#### Your objective
Wherever a line in the data below holds "klášteře", copy that line.

(Data entries)
--------------------

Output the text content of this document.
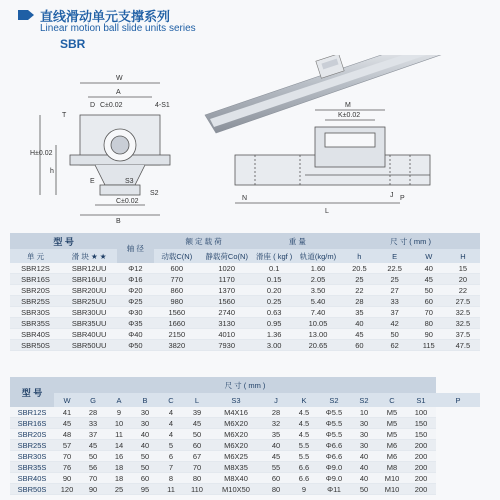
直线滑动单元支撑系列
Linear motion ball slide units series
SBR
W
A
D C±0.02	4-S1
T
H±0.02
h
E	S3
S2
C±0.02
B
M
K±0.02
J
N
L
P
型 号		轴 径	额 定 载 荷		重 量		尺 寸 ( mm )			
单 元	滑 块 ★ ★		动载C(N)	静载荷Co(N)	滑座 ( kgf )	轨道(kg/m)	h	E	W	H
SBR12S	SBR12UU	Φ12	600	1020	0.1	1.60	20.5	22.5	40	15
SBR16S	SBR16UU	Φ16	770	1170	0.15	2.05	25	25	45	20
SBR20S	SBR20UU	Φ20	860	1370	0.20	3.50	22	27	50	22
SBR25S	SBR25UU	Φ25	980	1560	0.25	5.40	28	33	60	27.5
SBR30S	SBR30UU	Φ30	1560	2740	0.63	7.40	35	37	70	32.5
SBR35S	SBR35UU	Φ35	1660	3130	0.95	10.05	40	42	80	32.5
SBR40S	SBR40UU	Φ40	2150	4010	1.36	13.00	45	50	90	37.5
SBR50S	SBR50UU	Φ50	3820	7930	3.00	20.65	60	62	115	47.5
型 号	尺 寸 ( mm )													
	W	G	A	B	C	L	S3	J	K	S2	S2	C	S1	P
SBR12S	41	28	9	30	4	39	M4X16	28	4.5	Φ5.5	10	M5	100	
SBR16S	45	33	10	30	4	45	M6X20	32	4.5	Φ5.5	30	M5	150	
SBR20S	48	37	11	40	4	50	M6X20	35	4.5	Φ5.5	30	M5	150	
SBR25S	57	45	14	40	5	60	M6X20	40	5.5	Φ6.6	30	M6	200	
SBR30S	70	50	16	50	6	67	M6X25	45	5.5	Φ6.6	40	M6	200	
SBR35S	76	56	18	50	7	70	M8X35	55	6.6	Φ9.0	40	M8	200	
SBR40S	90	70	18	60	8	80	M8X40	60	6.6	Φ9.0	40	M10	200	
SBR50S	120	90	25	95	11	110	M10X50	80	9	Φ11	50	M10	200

--------------------

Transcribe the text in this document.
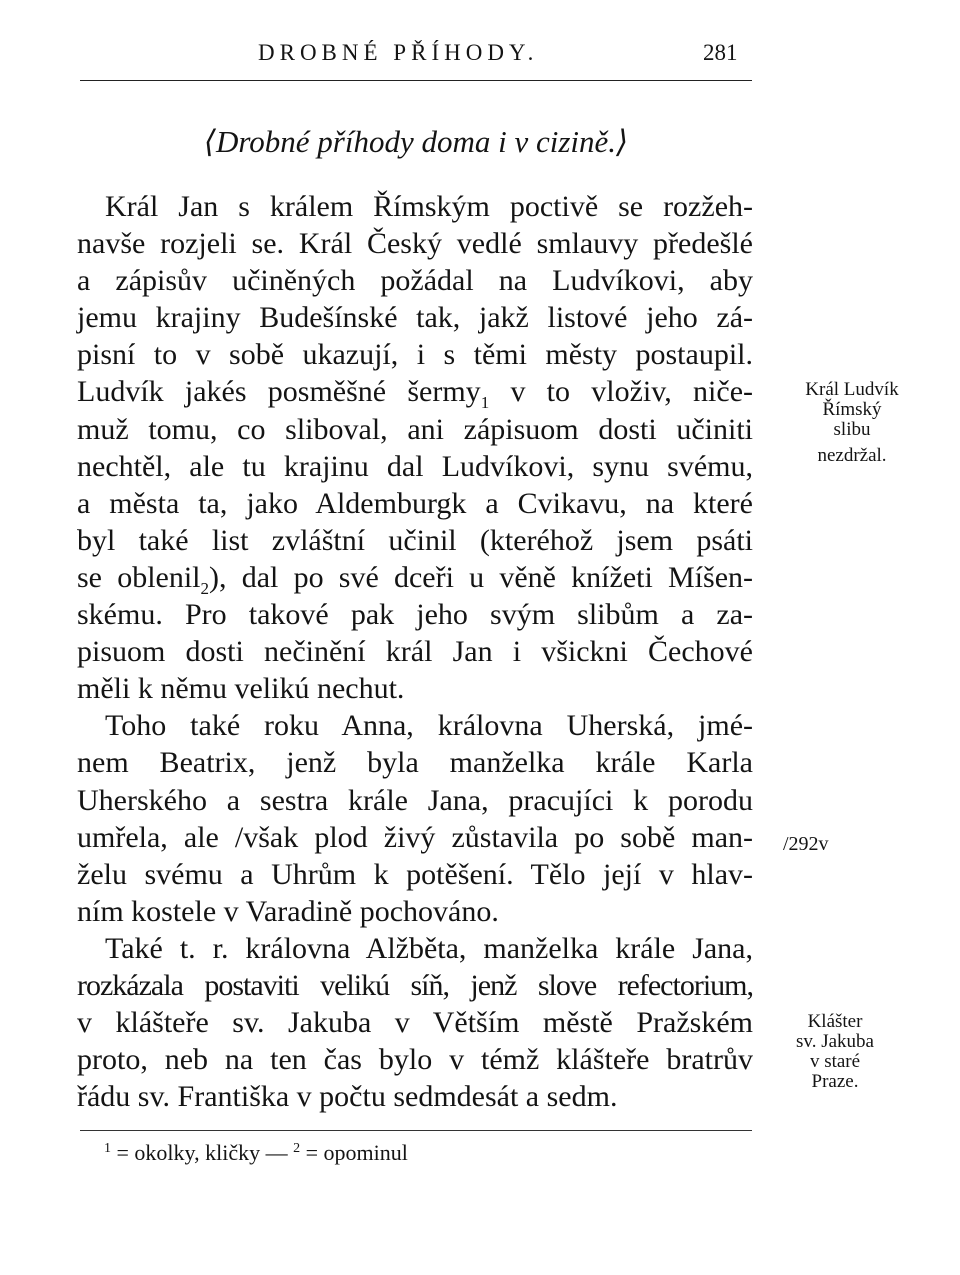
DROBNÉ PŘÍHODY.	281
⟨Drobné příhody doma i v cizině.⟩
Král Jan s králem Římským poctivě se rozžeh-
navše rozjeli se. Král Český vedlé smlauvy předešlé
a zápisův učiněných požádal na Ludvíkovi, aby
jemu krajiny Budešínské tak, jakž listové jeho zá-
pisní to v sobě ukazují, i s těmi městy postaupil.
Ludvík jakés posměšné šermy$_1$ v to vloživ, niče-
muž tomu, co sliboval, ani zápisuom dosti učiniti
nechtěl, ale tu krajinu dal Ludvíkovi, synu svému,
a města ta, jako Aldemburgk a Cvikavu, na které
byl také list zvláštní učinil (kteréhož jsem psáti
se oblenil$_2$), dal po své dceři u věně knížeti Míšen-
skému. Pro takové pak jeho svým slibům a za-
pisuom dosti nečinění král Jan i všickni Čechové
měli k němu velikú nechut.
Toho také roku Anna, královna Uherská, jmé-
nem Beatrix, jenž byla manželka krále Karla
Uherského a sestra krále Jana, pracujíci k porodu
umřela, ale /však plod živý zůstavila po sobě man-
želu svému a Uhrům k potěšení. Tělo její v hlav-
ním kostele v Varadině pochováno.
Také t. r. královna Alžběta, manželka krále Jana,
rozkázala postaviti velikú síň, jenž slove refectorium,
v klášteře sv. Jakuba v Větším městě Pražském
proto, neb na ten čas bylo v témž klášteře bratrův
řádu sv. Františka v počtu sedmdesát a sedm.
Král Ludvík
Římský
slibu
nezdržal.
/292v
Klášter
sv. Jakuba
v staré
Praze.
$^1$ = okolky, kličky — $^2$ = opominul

--------------------

#### Complete output
v klášteře sv. Jakuba v Větším městě Pražském
proto, neb na ten čas bylo v témž klášteře bratrův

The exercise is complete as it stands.